Chart and figure data
>> START
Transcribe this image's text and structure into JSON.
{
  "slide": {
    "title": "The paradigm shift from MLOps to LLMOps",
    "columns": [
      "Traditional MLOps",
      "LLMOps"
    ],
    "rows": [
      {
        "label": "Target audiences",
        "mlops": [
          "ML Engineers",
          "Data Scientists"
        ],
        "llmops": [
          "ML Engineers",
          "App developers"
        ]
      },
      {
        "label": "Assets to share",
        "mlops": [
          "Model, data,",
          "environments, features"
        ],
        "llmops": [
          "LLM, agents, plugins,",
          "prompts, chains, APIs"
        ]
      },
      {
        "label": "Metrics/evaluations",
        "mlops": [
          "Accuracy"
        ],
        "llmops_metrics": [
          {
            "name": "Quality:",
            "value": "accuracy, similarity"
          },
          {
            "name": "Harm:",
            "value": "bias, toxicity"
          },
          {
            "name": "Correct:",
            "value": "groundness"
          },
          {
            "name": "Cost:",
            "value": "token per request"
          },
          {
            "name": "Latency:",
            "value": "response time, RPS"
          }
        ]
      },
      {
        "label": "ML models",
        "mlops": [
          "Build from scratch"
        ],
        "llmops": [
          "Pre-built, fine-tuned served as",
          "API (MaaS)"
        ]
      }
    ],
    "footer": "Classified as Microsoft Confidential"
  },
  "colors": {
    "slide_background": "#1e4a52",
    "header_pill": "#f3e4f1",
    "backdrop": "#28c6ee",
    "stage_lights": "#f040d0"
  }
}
>> END
Pull out every line holding "name" from the records above, and copy it.

Response to the task:
            "name": "Quality:",
            "name": "Harm:",
            "name": "Correct:",
            "name": "Cost:",
            "name": "Latency:",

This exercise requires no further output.